(Records from a data source)
------------------------------------------------------------------------

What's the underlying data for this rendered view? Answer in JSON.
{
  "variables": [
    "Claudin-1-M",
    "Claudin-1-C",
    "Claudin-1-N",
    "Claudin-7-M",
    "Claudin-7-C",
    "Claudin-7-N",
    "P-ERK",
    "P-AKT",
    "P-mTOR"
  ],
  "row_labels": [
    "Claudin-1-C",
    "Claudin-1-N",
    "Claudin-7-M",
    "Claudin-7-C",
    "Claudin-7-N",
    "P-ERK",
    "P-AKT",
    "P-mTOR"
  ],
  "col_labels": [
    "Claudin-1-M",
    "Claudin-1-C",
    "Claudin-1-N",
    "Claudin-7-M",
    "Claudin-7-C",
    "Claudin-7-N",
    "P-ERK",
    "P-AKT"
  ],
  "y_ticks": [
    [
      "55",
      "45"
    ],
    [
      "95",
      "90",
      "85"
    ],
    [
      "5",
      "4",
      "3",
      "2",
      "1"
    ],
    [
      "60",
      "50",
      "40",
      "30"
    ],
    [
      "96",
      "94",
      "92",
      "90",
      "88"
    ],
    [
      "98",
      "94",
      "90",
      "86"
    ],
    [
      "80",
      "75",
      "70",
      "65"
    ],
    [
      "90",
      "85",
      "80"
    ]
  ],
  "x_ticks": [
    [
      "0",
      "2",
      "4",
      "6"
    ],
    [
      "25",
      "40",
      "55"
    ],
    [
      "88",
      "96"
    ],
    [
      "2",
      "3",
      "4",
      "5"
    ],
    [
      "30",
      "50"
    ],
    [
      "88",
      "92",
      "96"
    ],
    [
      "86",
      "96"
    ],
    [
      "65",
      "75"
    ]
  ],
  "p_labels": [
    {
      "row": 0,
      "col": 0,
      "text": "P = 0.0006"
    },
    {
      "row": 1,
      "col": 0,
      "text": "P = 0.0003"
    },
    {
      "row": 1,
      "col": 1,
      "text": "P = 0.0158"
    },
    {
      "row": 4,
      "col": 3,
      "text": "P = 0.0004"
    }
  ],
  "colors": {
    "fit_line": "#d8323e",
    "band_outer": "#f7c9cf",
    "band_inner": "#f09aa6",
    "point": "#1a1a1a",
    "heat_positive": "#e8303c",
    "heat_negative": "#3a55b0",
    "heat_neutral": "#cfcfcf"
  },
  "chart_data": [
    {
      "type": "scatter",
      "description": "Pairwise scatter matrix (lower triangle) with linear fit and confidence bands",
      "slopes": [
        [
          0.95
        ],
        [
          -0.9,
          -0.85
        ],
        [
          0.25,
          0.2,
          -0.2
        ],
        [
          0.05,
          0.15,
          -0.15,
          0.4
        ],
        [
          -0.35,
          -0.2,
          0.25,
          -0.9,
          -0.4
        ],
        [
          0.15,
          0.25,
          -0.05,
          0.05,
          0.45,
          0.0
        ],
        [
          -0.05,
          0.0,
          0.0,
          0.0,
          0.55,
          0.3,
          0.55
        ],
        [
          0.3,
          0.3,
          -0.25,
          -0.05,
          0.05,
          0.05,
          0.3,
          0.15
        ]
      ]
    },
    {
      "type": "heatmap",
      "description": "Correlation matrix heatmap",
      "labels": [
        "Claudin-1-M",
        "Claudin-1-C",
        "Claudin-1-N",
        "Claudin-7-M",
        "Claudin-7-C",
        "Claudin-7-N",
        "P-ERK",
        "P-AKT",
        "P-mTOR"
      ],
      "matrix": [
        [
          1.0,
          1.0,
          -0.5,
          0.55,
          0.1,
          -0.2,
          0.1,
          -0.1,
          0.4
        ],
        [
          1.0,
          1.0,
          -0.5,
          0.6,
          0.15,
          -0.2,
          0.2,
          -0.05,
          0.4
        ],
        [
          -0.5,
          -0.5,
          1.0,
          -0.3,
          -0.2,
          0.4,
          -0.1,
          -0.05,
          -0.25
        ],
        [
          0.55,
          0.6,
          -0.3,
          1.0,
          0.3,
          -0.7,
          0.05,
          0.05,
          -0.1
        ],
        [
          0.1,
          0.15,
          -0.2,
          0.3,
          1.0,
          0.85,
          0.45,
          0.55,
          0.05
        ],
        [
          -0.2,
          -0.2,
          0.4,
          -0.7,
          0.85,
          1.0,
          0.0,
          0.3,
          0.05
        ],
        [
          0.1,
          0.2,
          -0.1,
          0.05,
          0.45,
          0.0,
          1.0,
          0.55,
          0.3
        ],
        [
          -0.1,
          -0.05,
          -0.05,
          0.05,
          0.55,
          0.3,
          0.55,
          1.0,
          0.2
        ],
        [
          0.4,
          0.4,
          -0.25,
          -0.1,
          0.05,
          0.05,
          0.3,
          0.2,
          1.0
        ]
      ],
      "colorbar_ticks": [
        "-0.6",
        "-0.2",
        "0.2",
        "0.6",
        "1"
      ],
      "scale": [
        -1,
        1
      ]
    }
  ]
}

------------------------------------------------------------------------

=== What is needed ===
Show every line in the entries where the string "description" occurs.

=== The result ===
      "description": "Pairwise scatter matrix (lower triangle) with linear fit and confidence bands",
      "description": "Correlation matrix heatmap",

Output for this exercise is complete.